» **EXERCISE DESCRIPTION**
Set down every entry again word for word, please, but skip the pictures.

========

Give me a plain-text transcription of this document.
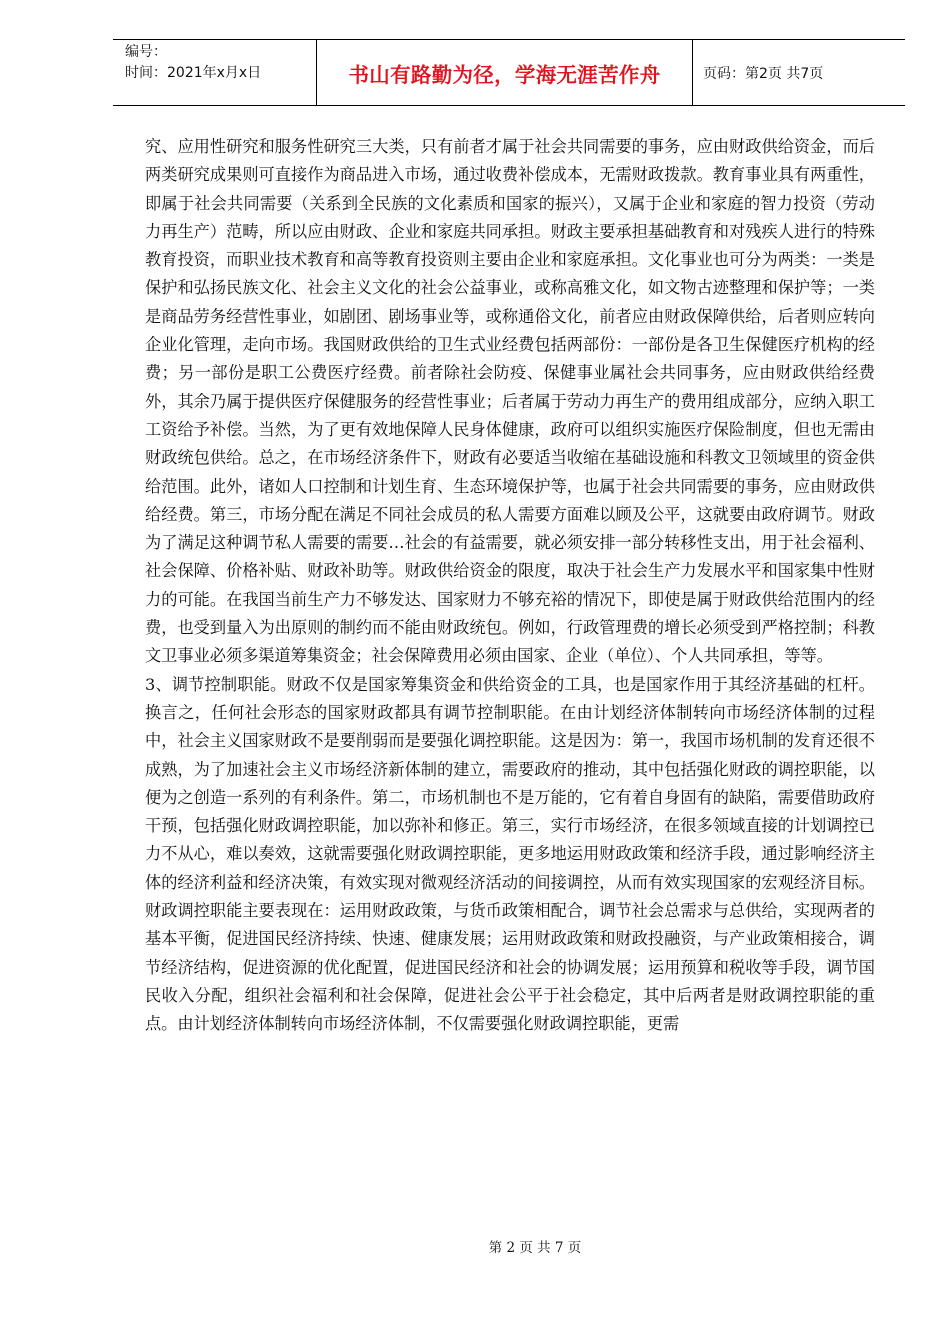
编号：
时间：2021年x月x日	书山有路勤为径，学海无涯苦作舟	页码：第2页 共7页

究、应用性研究和服务性研究三大类，只有前者才属于社会共同需要的事务，应由财政供给资金，而后两类研究成果则可直接作为商品进入市场，通过收费补偿成本，无需财政拨款。教育事业具有两重性，即属于社会共同需要（关系到全民族的文化素质和国家的振兴），又属于企业和家庭的智力投资（劳动力再生产）范畴，所以应由财政、企业和家庭共同承担。财政主要承担基础教育和对残疾人进行的特殊教育投资，而职业技术教育和高等教育投资则主要由企业和家庭承担。文化事业也可分为两类：一类是保护和弘扬民族文化、社会主义文化的社会公益事业，或称高雅文化，如文物古迹整理和保护等；一类是商品劳务经营性事业，如剧团、剧场事业等，或称通俗文化，前者应由财政保障供给，后者则应转向企业化管理，走向市场。我国财政供给的卫生式业经费包括两部份：一部份是各卫生保健医疗机构的经费；另一部份是职工公费医疗经费。前者除社会防疫、保健事业属社会共同事务，应由财政供给经费外，其余乃属于提供医疗保健服务的经营性事业；后者属于劳动力再生产的费用组成部分，应纳入职工工资给予补偿。当然，为了更有效地保障人民身体健康，政府可以组织实施医疗保险制度，但也无需由财政统包供给。总之，在市场经济条件下，财政有必要适当收缩在基础设施和科教文卫领域里的资金供给范围。此外，诸如人口控制和计划生育、生态环境保护等，也属于社会共同需要的事务，应由财政供给经费。第三，市场分配在满足不同社会成员的私人需要方面难以顾及公平，这就要由政府调节。财政为了满足这种调节私人需要的需要…社会的有益需要，就必须安排一部分转移性支出，用于社会福利、社会保障、价格补贴、财政补助等。财政供给资金的限度，取决于社会生产力发展水平和国家集中性财力的可能。在我国当前生产力不够发达、国家财力不够充裕的情况下，即使是属于财政供给范围内的经费，也受到量入为出原则的制约而不能由财政统包。例如，行政管理费的增长必须受到严格控制；科教文卫事业必须多渠道筹集资金；社会保障费用必须由国家、企业（单位）、个人共同承担，等等。

3、调节控制职能。财政不仅是国家筹集资金和供给资金的工具，也是国家作用于其经济基础的杠杆。换言之，任何社会形态的国家财政都具有调节控制职能。在由计划经济体制转向市场经济体制的过程中，社会主义国家财政不是要削弱而是要强化调控职能。这是因为：第一，我国市场机制的发育还很不成熟，为了加速社会主义市场经济新体制的建立，需要政府的推动，其中包括强化财政的调控职能，以便为之创造一系列的有利条件。第二，市场机制也不是万能的，它有着自身固有的缺陷，需要借助政府干预，包括强化财政调控职能，加以弥补和修正。第三，实行市场经济，在很多领域直接的计划调控已力不从心，难以奏效，这就需要强化财政调控职能，更多地运用财政政策和经济手段，通过影响经济主体的经济利益和经济决策，有效实现对微观经济活动的间接调控，从而有效实现国家的宏观经济目标。财政调控职能主要表现在：运用财政政策，与货币政策相配合，调节社会总需求与总供给，实现两者的基本平衡，促进国民经济持续、快速、健康发展；运用财政政策和财政投融资，与产业政策相接合，调节经济结构，促进资源的优化配置，促进国民经济和社会的协调发展；运用预算和税收等手段，调节国民收入分配，组织社会福利和社会保障，促进社会公平于社会稳定，其中后两者是财政调控职能的重点。由计划经济体制转向市场经济体制，不仅需要强化财政调控职能，更需

第 2 页 共 7 页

========

» **COMPLETE RESPONSE**
Give me a plain-text transcription of this document.
编号：
时间：2021年x月x日	书山有路勤为径，学海无涯苦作舟	页码：第2页 共7页

究、应用性研究和服务性研究三大类，只有前者才属于社会共同需要的事务，应由财政供给资金，而后两类研究成果则可直接作为商品进入市场，通过收费补偿成本，无需财政拨款。教育事业具有两重性，即属于社会共同需要（关系到全民族的文化素质和国家的振兴），又属于企业和家庭的智力投资（劳动力再生产）范畴，所以应由财政、企业和家庭共同承担。财政主要承担基础教育和对残疾人进行的特殊教育投资，而职业技术教育和高等教育投资则主要由企业和家庭承担。文化事业也可分为两类：一类是保护和弘扬民族文化、社会主义文化的社会公益事业，或称高雅文化，如文物古迹整理和保护等；一类是商品劳务经营性事业，如剧团、剧场事业等，或称通俗文化，前者应由财政保障供给，后者则应转向企业化管理，走向市场。我国财政供给的卫生式业经费包括两部份：一部份是各卫生保健医疗机构的经费；另一部份是职工公费医疗经费。前者除社会防疫、保健事业属社会共同事务，应由财政供给经费外，其余乃属于提供医疗保健服务的经营性事业；后者属于劳动力再生产的费用组成部分，应纳入职工工资给予补偿。当然，为了更有效地保障人民身体健康，政府可以组织实施医疗保险制度，但也无需由财政统包供给。总之，在市场经济条件下，财政有必要适当收缩在基础设施和科教文卫领域里的资金供给范围。此外，诸如人口控制和计划生育、生态环境保护等，也属于社会共同需要的事务，应由财政供给经费。第三，市场分配在满足不同社会成员的私人需要方面难以顾及公平，这就要由政府调节。财政为了满足这种调节私人需要的需要…社会的有益需要，就必须安排一部分转移性支出，用于社会福利、社会保障、价格补贴、财政补助等。财政供给资金的限度，取决于社会生产力发展水平和国家集中性财力的可能。在我国当前生产力不够发达、国家财力不够充裕的情况下，即使是属于财政供给范围内的经费，也受到量入为出原则的制约而不能由财政统包。例如，行政管理费的增长必须受到严格控制；科教文卫事业必须多渠道筹集资金；社会保障费用必须由国家、企业（单位）、个人共同承担，等等。

3、调节控制职能。财政不仅是国家筹集资金和供给资金的工具，也是国家作用于其经济基础的杠杆。换言之，任何社会形态的国家财政都具有调节控制职能。在由计划经济体制转向市场经济体制的过程中，社会主义国家财政不是要削弱而是要强化调控职能。这是因为：第一，我国市场机制的发育还很不成熟，为了加速社会主义市场经济新体制的建立，需要政府的推动，其中包括强化财政的调控职能，以便为之创造一系列的有利条件。第二，市场机制也不是万能的，它有着自身固有的缺陷，需要借助政府干预，包括强化财政调控职能，加以弥补和修正。第三，实行市场经济，在很多领域直接的计划调控已力不从心，难以奏效，这就需要强化财政调控职能，更多地运用财政政策和经济手段，通过影响经济主体的经济利益和经济决策，有效实现对微观经济活动的间接调控，从而有效实现国家的宏观经济目标。财政调控职能主要表现在：运用财政政策，与货币政策相配合，调节社会总需求与总供给，实现两者的基本平衡，促进国民经济持续、快速、健康发展；运用财政政策和财政投融资，与产业政策相接合，调节经济结构，促进资源的优化配置，促进国民经济和社会的协调发展；运用预算和税收等手段，调节国民收入分配，组织社会福利和社会保障，促进社会公平于社会稳定，其中后两者是财政调控职能的重点。由计划经济体制转向市场经济体制，不仅需要强化财政调控职能，更需

第 2 页 共 7 页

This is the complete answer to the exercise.